WHAT YOU ARE ASKED TO DO →
Leave out every picture and restate word for word the lines from the one with "Parse this screenshot: output" to the final line.

DATA FOR THIS EXERCISE →

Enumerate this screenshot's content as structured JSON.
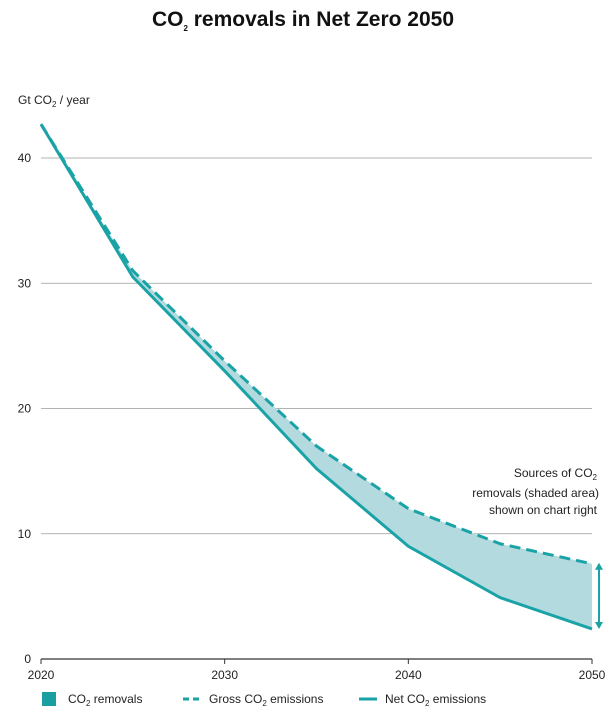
{
  "title_main": "CO",
  "title_sub": "2",
  "title_rest": " removals in Net Zero 2050",
  "ylabel_main": "Gt CO",
  "ylabel_sub": "2",
  "ylabel_rest": " / year",
  "annotation": {
    "line1_main": "Sources of CO",
    "line1_sub": "2",
    "line2": "removals (shaded area)",
    "line3": "shown on chart right"
  },
  "legend": [
    {
      "key": "removals",
      "main": "CO",
      "sub": "2",
      "rest": " removals",
      "style": "box"
    },
    {
      "key": "gross",
      "main": "Gross CO",
      "sub": "2",
      "rest": " emissions",
      "style": "dashed"
    },
    {
      "key": "net",
      "main": "Net CO",
      "sub": "2",
      "rest": " emissions",
      "style": "solid"
    }
  ],
  "colors": {
    "line": "#1aa3a6",
    "fill": "#b3dadf",
    "legend_box": "#1a9e9f",
    "grid": "#9a9a9a"
  },
  "chart_data": {
    "type": "line",
    "title": "CO2 removals in Net Zero 2050",
    "ylabel": "Gt CO2 / year",
    "xlabel": "",
    "x_ticks": [
      2020,
      2030,
      2040,
      2050
    ],
    "y_ticks": [
      0,
      10,
      20,
      30,
      40
    ],
    "xlim": [
      2020,
      2050
    ],
    "ylim": [
      0,
      40
    ],
    "grid": "horizontal",
    "legend_position": "bottom",
    "x": [
      2020,
      2025,
      2030,
      2035,
      2040,
      2045,
      2050
    ],
    "series": [
      {
        "name": "Gross CO2 emissions",
        "style": "dashed",
        "values": [
          42.7,
          31.0,
          23.8,
          17.0,
          12.0,
          9.2,
          7.6
        ]
      },
      {
        "name": "Net CO2 emissions",
        "style": "solid",
        "values": [
          42.7,
          30.5,
          23.0,
          15.2,
          9.0,
          4.9,
          2.4
        ]
      }
    ],
    "shaded_area": {
      "name": "CO2 removals",
      "between": [
        "Gross CO2 emissions",
        "Net CO2 emissions"
      ]
    }
  }
}
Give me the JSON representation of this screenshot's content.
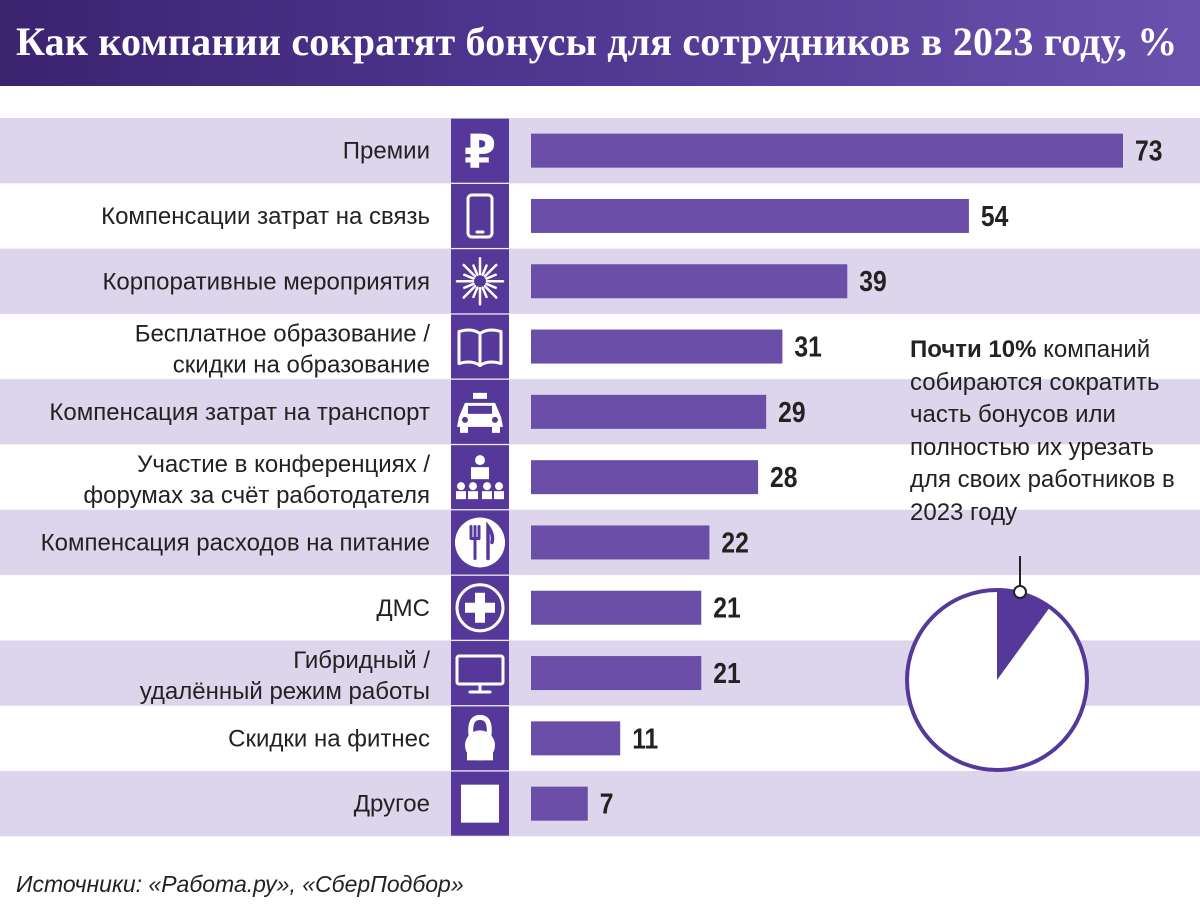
{
  "title": "Как компании сократят бонусы для сотрудников в 2023 году, %",
  "note": {
    "bold": "Почти 10%",
    "text": " компаний собираются сократить часть бонусов или полностью их урезать для своих работников в 2023 году"
  },
  "source": "Источники: «Работа.ру», «СберПодбор»",
  "colors": {
    "bar": "#6a4ea8",
    "band": "#dcd5ec",
    "icon": "#55389a",
    "header": "#3b2370"
  },
  "chart_data": {
    "type": "bar",
    "orientation": "horizontal",
    "title": "Как компании сократят бонусы для сотрудников в 2023 году, %",
    "categories": [
      [
        "Премии"
      ],
      [
        "Компенсации затрат на связь"
      ],
      [
        "Корпоративные мероприятия"
      ],
      [
        "Бесплатное образование /",
        "скидки на образование"
      ],
      [
        "Компенсация затрат на транспорт"
      ],
      [
        "Участие в конференциях /",
        "форумах за счёт работодателя"
      ],
      [
        "Компенсация расходов на питание"
      ],
      [
        "ДМС"
      ],
      [
        "Гибридный /",
        "удалённый режим работы"
      ],
      [
        "Скидки на фитнес"
      ],
      [
        "Другое"
      ]
    ],
    "icons": [
      "ruble-icon",
      "phone-icon",
      "fireworks-icon",
      "book-icon",
      "taxi-icon",
      "conference-icon",
      "cutlery-icon",
      "medical-cross-icon",
      "monitor-icon",
      "kettlebell-icon",
      "blank-square-icon"
    ],
    "values": [
      73,
      54,
      39,
      31,
      29,
      28,
      22,
      21,
      21,
      11,
      7
    ],
    "xlim": [
      0,
      73
    ],
    "pie": {
      "value": 10,
      "unit": "%"
    }
  }
}
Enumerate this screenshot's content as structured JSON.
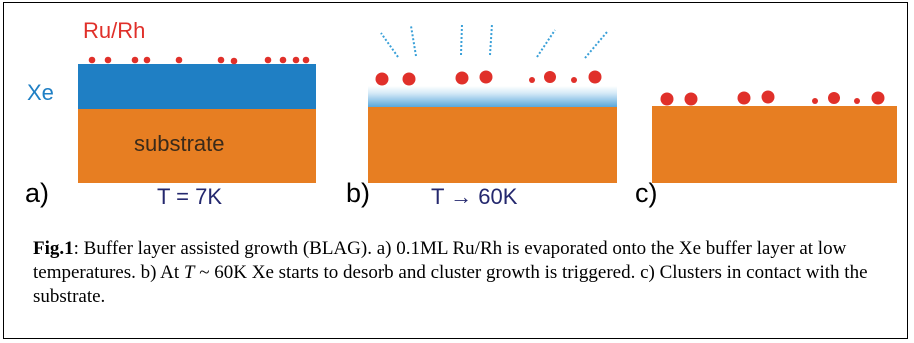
{
  "labels": {
    "ru_rh": "Ru/Rh",
    "xe": "Xe",
    "substrate": "substrate"
  },
  "panels": {
    "a": {
      "label": "a)",
      "temperature": "T = 7K"
    },
    "b": {
      "label": "b)",
      "temperature": "T → 60K"
    },
    "c": {
      "label": "c)"
    }
  },
  "caption": {
    "fig": "Fig.1",
    "part1": ":  Buffer layer assisted growth (BLAG). a) 0.1ML Ru/Rh is evaporated onto the Xe buffer layer at low temperatures. b) At ",
    "t_symbol": "T",
    "part2": " ~ 60K Xe starts to desorb and cluster growth is triggered. c) Clusters in contact with the substrate."
  },
  "colors": {
    "ru_rh": "#e0302a",
    "xe": "#1f7fc4",
    "substrate": "#e77e22",
    "desorb_lines": "#3aa0d8"
  }
}
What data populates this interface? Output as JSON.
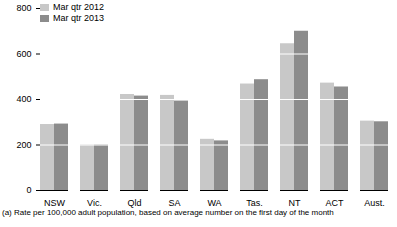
{
  "chart_data": {
    "type": "bar",
    "categories": [
      "NSW",
      "Vic.",
      "Qld",
      "SA",
      "WA",
      "Tas.",
      "NT",
      "ACT",
      "Aust."
    ],
    "series": [
      {
        "name": "Mar qtr 2012",
        "color": "#c8c8c8",
        "values": [
          290,
          200,
          422,
          418,
          225,
          468,
          645,
          472,
          305
        ]
      },
      {
        "name": "Mar qtr 2013",
        "color": "#8c8c8c",
        "values": [
          292,
          200,
          415,
          393,
          218,
          487,
          700,
          455,
          302
        ]
      }
    ],
    "ylim": [
      0,
      800
    ],
    "yticks": [
      0,
      200,
      400,
      600,
      800
    ],
    "grid": true,
    "legend": "upper left",
    "annotations": [
      "(a) Rate per 100,000 adult population, based on average number on the first day of the month"
    ]
  }
}
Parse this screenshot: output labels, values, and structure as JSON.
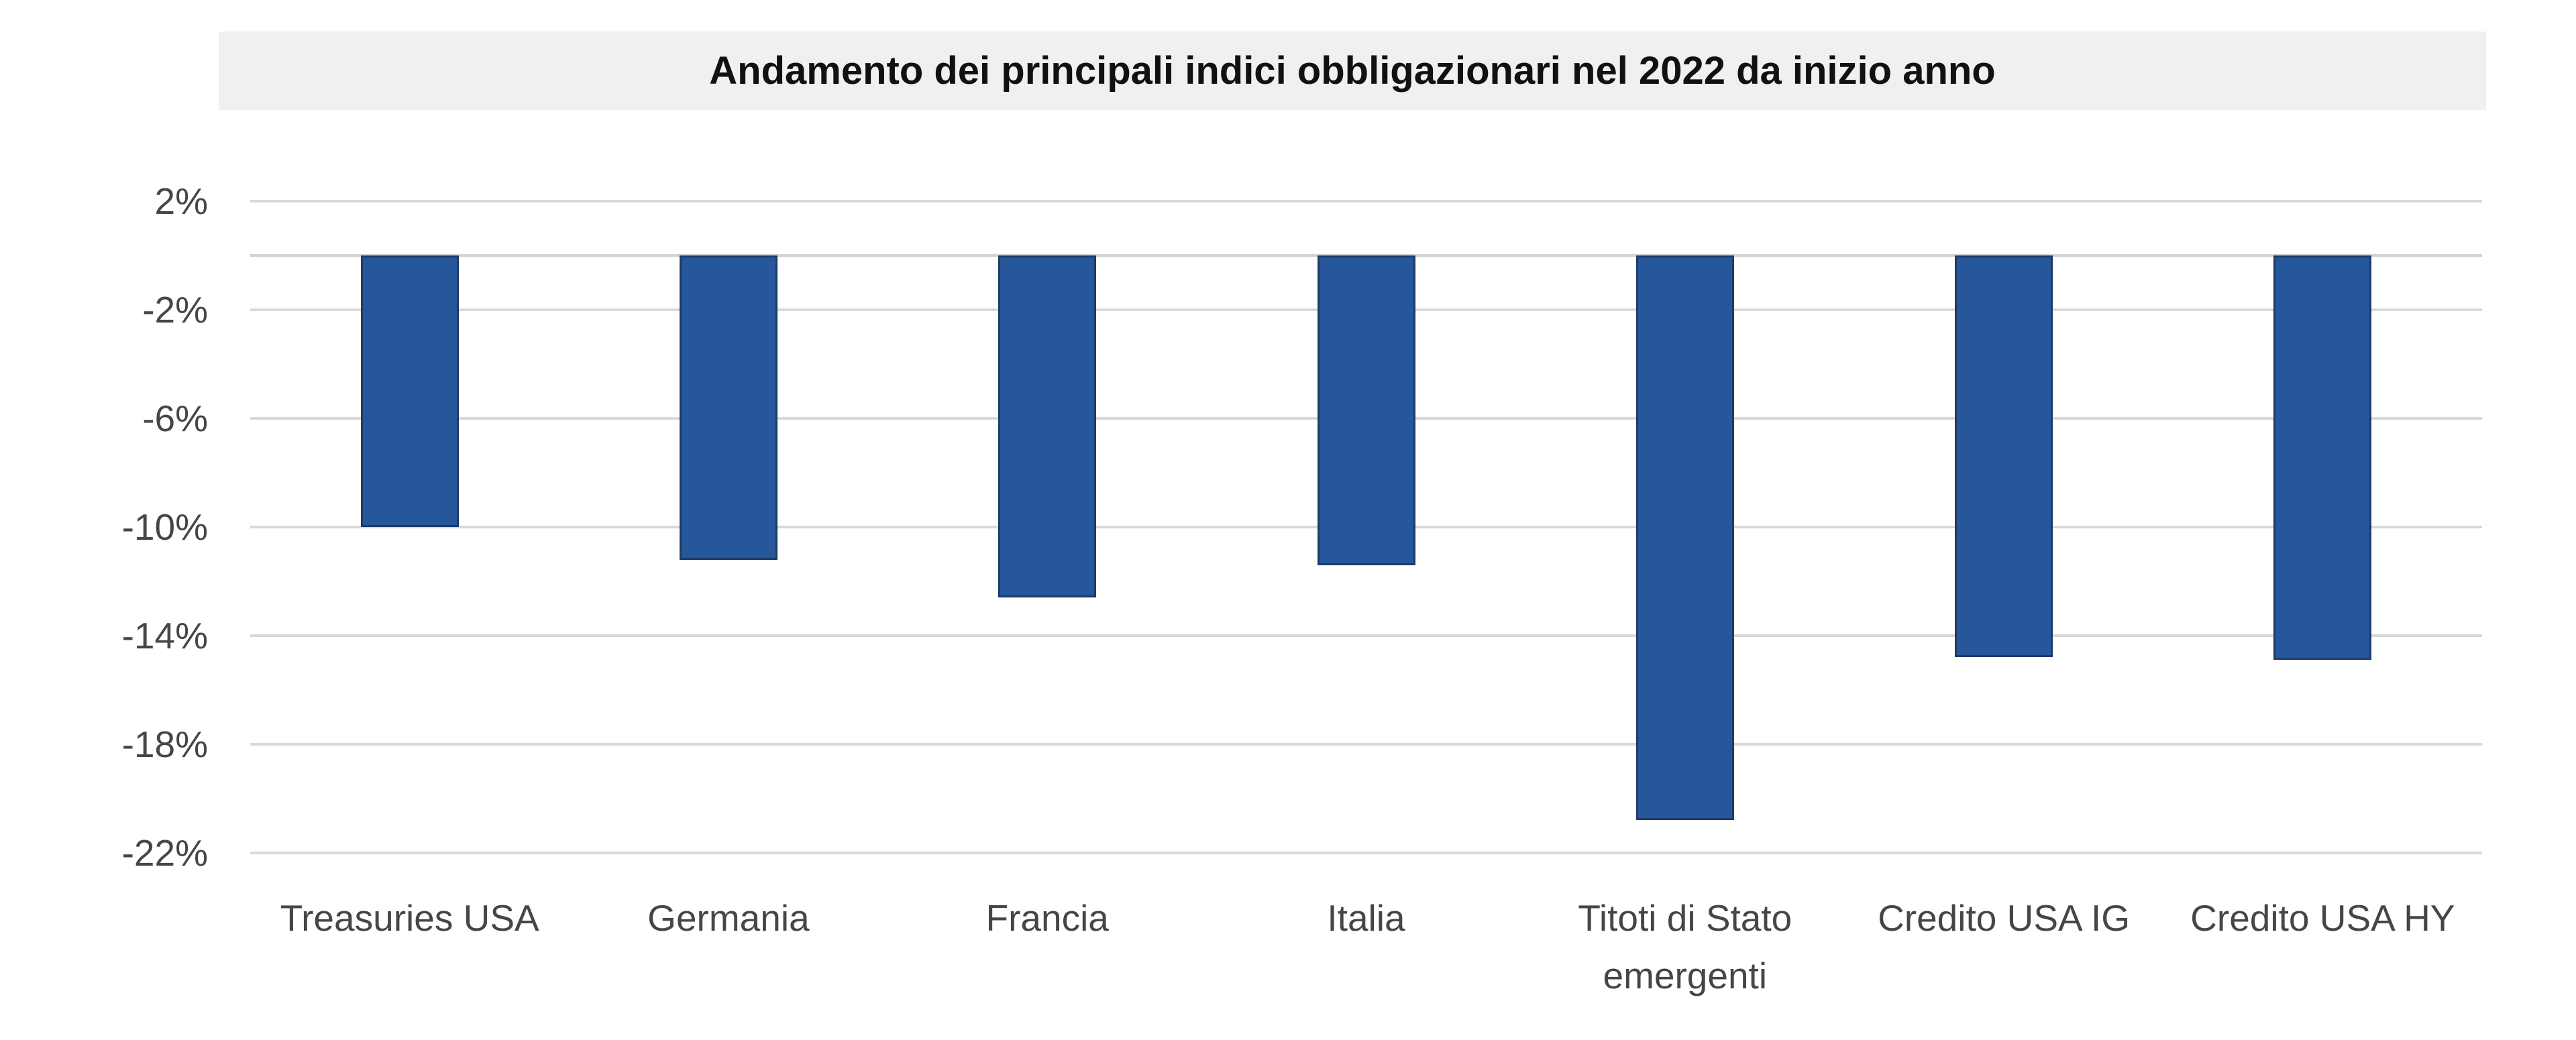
{
  "chart_data": {
    "type": "bar",
    "title": "Andamento dei principali indici obbligazionari nel 2022 da inizio anno",
    "categories": [
      "Treasuries USA",
      "Germania",
      "Francia",
      "Italia",
      "Titoti di Stato\nemergenti",
      "Credito USA IG",
      "Credito USA HY"
    ],
    "values": [
      -10.0,
      -11.2,
      -12.6,
      -11.4,
      -20.8,
      -14.8,
      -14.9
    ],
    "unit": "%",
    "xlabel": "",
    "ylabel": "",
    "ylim": [
      -22,
      2
    ],
    "ytick_labels": [
      "2%",
      "-2%",
      "-6%",
      "-10%",
      "-14%",
      "-18%",
      "-22%"
    ],
    "ytick_values": [
      2,
      -2,
      -6,
      -10,
      -14,
      -18,
      -22
    ],
    "zero_baseline": 0,
    "grid": true,
    "legend_position": "none",
    "colors": {
      "bar_fill": "#27579B",
      "bar_border": "#1E3A68",
      "gridline": "#D9D9D9",
      "zero_line": "#D3D3D3",
      "title_background": "#F0F0F0",
      "title_text": "#111111",
      "axis_text": "#464646",
      "background": "#FFFFFF"
    }
  }
}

EXPECTED OUTPUT →
Parse this screenshot: output labels, values, and structure as JSON.
{
  "chart_data": {
    "type": "bar",
    "title": "Andamento dei principali indici obbligazionari nel 2022 da inizio anno",
    "categories": [
      "Treasuries USA",
      "Germania",
      "Francia",
      "Italia",
      "Titoti di Stato\nemergenti",
      "Credito USA IG",
      "Credito USA HY"
    ],
    "values": [
      -10.0,
      -11.2,
      -12.6,
      -11.4,
      -20.8,
      -14.8,
      -14.9
    ],
    "unit": "%",
    "xlabel": "",
    "ylabel": "",
    "ylim": [
      -22,
      2
    ],
    "ytick_labels": [
      "2%",
      "-2%",
      "-6%",
      "-10%",
      "-14%",
      "-18%",
      "-22%"
    ],
    "ytick_values": [
      2,
      -2,
      -6,
      -10,
      -14,
      -18,
      -22
    ],
    "zero_baseline": 0,
    "grid": true,
    "legend_position": "none",
    "colors": {
      "bar_fill": "#27579B",
      "bar_border": "#1E3A68",
      "gridline": "#D9D9D9",
      "zero_line": "#D3D3D3",
      "title_background": "#F0F0F0",
      "title_text": "#111111",
      "axis_text": "#464646",
      "background": "#FFFFFF"
    }
  }
}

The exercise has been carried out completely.